Dataset entries on figures:

===

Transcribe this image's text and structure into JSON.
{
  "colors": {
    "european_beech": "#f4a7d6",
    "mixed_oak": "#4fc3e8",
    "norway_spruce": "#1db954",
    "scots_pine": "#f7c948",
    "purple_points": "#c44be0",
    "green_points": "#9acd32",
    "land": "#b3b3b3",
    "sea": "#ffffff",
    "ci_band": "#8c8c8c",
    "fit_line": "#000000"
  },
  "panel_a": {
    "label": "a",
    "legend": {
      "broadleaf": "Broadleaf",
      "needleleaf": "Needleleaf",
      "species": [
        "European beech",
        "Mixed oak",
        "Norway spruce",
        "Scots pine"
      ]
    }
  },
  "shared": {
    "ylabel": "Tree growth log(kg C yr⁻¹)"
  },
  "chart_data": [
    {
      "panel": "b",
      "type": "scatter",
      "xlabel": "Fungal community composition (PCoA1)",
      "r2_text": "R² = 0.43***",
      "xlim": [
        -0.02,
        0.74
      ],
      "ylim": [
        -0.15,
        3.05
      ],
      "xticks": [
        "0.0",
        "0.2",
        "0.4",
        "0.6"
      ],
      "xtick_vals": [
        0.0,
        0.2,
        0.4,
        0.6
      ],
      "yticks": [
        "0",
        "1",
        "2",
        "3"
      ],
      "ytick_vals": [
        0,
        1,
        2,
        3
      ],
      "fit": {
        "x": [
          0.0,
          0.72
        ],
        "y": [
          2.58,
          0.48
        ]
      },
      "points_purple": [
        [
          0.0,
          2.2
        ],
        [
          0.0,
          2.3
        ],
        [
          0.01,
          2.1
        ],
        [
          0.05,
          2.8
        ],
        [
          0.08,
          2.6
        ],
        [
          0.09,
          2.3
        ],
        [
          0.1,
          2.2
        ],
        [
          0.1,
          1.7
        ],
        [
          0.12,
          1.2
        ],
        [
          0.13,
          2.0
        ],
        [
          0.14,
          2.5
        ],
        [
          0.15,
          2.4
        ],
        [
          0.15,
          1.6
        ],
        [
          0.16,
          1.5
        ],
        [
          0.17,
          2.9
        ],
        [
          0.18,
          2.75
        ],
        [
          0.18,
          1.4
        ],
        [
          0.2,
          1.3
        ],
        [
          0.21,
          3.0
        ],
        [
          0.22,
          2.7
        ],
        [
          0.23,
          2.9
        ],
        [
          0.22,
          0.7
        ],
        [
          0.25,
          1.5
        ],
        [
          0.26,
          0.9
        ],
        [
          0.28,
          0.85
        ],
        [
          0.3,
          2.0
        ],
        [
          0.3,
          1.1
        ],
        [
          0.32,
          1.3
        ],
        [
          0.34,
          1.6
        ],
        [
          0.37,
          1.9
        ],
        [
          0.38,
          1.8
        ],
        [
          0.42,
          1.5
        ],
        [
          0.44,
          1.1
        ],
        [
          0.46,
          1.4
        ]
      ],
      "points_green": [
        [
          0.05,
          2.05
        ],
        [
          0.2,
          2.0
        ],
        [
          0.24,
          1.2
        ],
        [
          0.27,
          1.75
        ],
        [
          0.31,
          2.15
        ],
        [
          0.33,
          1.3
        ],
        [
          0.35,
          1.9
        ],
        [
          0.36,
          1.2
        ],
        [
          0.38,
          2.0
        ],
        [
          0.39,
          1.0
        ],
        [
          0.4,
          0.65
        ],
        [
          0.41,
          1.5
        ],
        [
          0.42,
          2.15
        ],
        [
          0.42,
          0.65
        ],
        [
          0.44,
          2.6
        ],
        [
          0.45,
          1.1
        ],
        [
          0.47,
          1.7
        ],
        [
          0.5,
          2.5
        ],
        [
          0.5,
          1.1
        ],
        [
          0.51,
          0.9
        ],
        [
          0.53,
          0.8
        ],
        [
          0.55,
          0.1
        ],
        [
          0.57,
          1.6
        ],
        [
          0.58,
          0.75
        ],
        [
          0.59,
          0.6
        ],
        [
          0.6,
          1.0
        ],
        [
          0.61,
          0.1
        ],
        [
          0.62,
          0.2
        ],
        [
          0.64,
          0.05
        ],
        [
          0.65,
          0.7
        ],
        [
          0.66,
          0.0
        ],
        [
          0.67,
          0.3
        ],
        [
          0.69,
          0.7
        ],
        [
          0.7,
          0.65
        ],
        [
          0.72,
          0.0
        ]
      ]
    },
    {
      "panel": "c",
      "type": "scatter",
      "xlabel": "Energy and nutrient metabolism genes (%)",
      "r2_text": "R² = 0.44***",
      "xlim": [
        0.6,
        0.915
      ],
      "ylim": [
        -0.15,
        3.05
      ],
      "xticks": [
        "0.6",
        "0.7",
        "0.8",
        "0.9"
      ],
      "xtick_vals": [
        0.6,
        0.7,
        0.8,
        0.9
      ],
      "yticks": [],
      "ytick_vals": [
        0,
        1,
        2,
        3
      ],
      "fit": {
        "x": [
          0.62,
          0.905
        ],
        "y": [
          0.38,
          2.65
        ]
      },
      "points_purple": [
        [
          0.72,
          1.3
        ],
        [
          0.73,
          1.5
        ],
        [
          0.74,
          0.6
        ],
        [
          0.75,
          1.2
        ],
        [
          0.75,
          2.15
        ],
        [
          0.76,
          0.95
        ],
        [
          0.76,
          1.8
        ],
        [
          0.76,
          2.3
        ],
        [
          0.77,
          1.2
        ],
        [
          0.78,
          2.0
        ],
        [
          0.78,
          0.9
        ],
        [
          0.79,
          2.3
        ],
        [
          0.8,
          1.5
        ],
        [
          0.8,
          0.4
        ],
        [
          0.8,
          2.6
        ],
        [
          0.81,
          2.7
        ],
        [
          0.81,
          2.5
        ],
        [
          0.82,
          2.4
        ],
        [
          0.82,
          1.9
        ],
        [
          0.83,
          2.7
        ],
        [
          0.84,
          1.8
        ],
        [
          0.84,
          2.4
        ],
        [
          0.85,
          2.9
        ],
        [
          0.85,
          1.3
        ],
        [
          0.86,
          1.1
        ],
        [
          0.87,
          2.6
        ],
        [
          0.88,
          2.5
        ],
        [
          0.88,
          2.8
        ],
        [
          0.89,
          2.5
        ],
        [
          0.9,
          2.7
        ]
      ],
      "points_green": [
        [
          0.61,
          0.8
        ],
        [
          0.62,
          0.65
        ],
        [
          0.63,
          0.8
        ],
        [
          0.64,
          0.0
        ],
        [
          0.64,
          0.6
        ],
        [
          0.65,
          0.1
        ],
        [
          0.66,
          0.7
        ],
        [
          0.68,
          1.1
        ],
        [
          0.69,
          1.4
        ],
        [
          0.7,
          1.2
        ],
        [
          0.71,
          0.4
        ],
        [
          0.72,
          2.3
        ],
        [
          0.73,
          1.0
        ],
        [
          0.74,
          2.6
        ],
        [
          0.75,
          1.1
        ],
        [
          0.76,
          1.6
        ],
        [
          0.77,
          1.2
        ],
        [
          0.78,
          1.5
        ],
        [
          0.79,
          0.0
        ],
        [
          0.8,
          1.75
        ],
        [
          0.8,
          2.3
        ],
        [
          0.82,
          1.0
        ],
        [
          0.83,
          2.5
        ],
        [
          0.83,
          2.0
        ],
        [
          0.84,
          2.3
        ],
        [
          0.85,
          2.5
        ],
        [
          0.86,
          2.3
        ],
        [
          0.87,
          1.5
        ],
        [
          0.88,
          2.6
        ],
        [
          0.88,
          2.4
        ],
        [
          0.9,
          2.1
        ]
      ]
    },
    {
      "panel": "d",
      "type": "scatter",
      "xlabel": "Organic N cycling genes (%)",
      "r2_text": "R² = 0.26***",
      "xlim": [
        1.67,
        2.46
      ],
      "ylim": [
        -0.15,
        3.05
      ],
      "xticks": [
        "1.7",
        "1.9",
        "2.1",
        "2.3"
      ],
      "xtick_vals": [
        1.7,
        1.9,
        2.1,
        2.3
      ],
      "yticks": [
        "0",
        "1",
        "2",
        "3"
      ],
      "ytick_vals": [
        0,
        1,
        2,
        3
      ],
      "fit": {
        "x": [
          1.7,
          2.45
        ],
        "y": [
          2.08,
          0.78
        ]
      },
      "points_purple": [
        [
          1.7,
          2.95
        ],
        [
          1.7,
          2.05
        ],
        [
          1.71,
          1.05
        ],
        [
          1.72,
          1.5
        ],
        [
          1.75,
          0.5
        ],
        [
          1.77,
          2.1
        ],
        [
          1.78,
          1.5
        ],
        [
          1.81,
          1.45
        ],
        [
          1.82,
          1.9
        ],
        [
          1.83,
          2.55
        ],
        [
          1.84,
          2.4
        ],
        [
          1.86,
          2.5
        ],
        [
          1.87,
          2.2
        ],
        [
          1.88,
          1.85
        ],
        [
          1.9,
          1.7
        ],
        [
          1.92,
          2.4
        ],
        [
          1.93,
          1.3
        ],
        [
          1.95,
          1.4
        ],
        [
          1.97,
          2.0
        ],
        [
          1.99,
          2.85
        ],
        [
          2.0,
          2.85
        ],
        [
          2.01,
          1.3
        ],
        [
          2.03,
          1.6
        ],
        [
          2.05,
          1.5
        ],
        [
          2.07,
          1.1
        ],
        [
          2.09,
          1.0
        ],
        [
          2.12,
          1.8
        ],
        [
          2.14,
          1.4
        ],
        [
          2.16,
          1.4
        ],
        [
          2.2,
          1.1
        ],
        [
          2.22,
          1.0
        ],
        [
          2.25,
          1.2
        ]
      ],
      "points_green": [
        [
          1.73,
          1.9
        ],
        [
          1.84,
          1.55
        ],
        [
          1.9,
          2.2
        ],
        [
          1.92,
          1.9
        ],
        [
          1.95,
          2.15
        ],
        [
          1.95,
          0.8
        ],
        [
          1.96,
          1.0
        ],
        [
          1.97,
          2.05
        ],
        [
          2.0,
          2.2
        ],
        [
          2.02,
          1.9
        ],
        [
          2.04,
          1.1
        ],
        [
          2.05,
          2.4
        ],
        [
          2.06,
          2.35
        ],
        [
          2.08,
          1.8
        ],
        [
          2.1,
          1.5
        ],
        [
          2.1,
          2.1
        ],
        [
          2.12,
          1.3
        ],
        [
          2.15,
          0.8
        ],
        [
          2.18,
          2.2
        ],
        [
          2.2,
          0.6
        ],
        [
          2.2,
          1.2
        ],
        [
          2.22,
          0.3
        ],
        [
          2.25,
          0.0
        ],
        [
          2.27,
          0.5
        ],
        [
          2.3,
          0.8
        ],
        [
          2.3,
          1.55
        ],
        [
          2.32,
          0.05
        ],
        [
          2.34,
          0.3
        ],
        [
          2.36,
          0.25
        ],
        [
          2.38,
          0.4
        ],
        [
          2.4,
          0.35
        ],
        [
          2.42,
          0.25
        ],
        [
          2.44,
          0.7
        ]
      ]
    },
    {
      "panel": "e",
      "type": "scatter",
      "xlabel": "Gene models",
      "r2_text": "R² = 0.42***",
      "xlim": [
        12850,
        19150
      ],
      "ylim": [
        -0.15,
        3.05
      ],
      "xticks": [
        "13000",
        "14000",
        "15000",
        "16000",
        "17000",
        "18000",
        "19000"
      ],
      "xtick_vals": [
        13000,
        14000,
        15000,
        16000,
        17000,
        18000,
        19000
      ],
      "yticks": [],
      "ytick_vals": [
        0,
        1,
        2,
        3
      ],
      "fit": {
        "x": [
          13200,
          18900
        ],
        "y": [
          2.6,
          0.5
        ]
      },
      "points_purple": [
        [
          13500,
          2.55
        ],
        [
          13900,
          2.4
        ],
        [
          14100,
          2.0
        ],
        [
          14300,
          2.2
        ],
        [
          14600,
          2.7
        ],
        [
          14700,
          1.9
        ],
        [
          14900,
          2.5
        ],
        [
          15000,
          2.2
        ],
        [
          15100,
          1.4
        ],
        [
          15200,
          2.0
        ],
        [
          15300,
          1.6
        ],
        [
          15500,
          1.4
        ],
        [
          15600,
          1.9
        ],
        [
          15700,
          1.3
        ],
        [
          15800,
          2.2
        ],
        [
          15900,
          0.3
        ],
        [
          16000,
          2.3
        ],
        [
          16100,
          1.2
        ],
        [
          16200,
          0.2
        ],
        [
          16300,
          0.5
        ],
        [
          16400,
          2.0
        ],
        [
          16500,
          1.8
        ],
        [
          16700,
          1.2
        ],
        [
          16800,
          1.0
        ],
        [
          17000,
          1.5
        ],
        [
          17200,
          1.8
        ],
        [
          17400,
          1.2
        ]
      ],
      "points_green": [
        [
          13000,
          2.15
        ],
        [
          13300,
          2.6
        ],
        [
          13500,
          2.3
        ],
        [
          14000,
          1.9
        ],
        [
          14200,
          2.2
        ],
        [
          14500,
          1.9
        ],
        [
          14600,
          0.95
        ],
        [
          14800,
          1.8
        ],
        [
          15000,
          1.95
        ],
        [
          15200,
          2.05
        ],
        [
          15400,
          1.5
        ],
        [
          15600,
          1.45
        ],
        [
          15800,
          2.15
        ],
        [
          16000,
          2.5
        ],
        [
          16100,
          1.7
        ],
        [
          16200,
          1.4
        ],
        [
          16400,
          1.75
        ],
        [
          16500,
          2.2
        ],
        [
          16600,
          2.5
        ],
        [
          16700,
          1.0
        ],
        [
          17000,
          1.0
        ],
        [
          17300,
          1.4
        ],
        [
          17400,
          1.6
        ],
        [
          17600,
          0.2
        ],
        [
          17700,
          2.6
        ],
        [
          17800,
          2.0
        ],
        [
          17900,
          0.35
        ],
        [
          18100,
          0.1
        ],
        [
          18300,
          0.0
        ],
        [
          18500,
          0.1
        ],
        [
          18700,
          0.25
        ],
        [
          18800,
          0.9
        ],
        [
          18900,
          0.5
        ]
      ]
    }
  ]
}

===

Find each line of the data above that holds the word "xlabel", then copy it.

      "xlabel": "Fungal community composition (PCoA1)",
      "xlabel": "Energy and nutrient metabolism genes (%)",
      "xlabel": "Organic N cycling genes (%)",
      "xlabel": "Gene models",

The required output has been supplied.